» Stated exercise:
Write out the whole listing word for word.

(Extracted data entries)
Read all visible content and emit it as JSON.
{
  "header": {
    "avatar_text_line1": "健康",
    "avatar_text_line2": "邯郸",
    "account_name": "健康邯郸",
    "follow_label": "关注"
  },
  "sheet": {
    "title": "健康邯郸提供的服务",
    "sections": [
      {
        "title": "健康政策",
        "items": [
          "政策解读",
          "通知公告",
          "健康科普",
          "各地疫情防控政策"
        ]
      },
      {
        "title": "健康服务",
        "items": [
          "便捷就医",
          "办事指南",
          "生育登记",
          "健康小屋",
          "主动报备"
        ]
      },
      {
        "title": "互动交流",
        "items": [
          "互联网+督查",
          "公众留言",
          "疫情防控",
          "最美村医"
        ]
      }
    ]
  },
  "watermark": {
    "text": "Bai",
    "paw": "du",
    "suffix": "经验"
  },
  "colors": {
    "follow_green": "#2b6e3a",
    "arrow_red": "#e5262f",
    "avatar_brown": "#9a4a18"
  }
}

» Result below:
Read all visible content and emit it as JSON.
{
  "header": {
    "avatar_text_line1": "健康",
    "avatar_text_line2": "邯郸",
    "account_name": "健康邯郸",
    "follow_label": "关注"
  },
  "sheet": {
    "title": "健康邯郸提供的服务",
    "sections": [
      {
        "title": "健康政策",
        "items": [
          "政策解读",
          "通知公告",
          "健康科普",
          "各地疫情防控政策"
        ]
      },
      {
        "title": "健康服务",
        "items": [
          "便捷就医",
          "办事指南",
          "生育登记",
          "健康小屋",
          "主动报备"
        ]
      },
      {
        "title": "互动交流",
        "items": [
          "互联网+督查",
          "公众留言",
          "疫情防控",
          "最美村医"
        ]
      }
    ]
  },
  "watermark": {
    "text": "Bai",
    "paw": "du",
    "suffix": "经验"
  },
  "colors": {
    "follow_green": "#2b6e3a",
    "arrow_red": "#e5262f",
    "avatar_brown": "#9a4a18"
  }
}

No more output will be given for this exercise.